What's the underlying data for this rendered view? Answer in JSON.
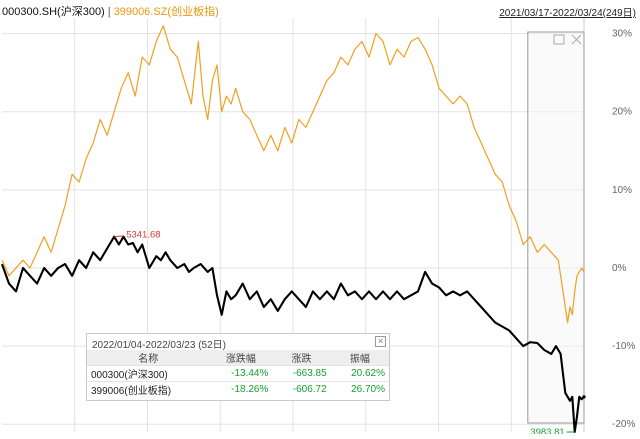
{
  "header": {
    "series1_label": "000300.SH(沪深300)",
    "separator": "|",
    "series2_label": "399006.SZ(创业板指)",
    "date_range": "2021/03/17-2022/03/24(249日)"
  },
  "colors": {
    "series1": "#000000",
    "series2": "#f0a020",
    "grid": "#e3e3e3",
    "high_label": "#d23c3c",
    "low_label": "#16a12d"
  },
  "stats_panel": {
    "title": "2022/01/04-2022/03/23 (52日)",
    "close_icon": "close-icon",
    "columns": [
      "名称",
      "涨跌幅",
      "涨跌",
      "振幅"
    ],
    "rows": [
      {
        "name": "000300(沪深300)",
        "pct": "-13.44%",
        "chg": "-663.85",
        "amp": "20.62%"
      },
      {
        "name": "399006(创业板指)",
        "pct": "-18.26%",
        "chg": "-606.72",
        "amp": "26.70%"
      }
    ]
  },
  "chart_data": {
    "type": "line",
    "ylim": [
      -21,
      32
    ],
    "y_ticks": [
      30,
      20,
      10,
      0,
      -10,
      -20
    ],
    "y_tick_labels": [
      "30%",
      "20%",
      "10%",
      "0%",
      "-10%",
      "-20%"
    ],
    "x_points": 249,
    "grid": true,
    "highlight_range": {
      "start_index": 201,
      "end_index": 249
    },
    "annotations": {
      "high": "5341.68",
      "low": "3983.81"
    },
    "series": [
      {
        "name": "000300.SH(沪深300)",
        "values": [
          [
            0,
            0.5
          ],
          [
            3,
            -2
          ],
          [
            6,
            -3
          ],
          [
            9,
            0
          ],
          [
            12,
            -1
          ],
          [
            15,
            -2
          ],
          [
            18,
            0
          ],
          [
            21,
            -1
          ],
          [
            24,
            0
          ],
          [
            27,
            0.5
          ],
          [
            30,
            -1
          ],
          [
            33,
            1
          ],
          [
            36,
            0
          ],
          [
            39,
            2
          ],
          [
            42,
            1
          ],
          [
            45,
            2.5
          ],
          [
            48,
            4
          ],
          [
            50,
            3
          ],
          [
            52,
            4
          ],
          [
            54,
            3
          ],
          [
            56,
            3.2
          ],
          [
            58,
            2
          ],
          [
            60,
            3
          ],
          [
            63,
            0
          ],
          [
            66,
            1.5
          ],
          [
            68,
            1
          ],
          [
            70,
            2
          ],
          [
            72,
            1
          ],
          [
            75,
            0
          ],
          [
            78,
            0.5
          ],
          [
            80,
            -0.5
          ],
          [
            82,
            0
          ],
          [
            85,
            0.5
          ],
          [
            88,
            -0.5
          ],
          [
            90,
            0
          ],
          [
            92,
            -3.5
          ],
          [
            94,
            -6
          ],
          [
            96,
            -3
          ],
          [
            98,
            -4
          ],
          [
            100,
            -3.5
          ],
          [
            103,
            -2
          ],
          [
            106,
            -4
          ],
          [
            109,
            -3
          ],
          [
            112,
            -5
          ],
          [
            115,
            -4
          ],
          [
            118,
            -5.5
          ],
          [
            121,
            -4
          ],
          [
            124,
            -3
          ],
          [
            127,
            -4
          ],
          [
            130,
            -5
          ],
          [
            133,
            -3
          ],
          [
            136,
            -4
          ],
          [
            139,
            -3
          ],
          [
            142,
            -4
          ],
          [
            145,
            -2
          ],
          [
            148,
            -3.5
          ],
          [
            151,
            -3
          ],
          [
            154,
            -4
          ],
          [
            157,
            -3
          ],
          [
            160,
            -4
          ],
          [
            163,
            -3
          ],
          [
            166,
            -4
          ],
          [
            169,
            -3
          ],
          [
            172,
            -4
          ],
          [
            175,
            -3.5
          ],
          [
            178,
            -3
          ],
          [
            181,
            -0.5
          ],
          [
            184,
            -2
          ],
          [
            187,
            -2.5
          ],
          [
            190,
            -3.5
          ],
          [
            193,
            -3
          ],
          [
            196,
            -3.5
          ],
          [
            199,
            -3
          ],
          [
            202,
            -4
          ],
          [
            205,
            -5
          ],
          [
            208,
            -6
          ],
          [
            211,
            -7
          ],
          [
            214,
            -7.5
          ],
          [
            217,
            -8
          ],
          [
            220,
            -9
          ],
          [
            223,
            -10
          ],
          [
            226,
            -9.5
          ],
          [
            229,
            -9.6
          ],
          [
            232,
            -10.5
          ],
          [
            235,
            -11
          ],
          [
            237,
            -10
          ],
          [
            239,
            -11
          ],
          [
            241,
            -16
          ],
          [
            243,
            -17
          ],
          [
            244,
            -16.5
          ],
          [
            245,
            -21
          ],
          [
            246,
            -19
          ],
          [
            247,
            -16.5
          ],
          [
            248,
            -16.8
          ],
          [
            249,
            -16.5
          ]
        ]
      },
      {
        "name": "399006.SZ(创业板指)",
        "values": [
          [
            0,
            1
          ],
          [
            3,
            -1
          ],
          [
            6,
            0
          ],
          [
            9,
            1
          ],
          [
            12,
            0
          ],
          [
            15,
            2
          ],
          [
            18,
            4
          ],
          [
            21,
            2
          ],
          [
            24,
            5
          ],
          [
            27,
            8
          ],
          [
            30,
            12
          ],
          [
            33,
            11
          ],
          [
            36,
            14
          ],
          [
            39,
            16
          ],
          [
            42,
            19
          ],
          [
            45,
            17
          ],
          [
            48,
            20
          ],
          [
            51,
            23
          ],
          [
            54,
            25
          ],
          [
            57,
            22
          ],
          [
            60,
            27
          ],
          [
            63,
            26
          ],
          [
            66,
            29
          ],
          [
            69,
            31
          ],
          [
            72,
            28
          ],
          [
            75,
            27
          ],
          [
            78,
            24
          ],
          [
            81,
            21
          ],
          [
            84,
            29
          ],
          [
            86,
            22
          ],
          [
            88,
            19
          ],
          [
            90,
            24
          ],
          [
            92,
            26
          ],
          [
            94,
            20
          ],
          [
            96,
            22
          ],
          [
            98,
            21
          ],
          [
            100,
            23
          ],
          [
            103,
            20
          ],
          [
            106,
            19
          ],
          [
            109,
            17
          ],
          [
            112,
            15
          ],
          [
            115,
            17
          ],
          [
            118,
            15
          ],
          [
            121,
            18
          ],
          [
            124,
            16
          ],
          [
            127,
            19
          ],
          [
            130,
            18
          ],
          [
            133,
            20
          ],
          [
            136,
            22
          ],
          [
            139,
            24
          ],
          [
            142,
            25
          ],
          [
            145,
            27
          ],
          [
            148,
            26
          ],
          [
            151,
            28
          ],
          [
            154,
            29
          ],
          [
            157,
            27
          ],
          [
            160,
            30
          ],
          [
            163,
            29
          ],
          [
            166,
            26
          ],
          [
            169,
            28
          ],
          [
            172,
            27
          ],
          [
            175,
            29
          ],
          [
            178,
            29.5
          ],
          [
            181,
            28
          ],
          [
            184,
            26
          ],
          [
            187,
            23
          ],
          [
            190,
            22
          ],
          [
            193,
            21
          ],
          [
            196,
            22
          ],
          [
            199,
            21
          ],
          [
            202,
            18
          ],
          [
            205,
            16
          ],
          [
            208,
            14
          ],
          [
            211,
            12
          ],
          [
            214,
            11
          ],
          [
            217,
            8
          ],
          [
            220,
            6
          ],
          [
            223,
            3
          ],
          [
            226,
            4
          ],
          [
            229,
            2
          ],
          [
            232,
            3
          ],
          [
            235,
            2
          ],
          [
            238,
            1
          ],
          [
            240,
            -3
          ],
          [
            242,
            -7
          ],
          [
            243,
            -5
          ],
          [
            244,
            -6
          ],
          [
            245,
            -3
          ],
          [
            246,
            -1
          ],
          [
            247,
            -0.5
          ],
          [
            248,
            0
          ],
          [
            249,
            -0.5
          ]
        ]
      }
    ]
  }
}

::::::

_Task description_. Search the records above for the string "name". Copy every line that contains it.

_Reply_.
        "name": "000300(沪深300)",
        "name": "399006(创业板指)",
        "name": "000300.SH(沪深300)",
        "name": "399006.SZ(创业板指)",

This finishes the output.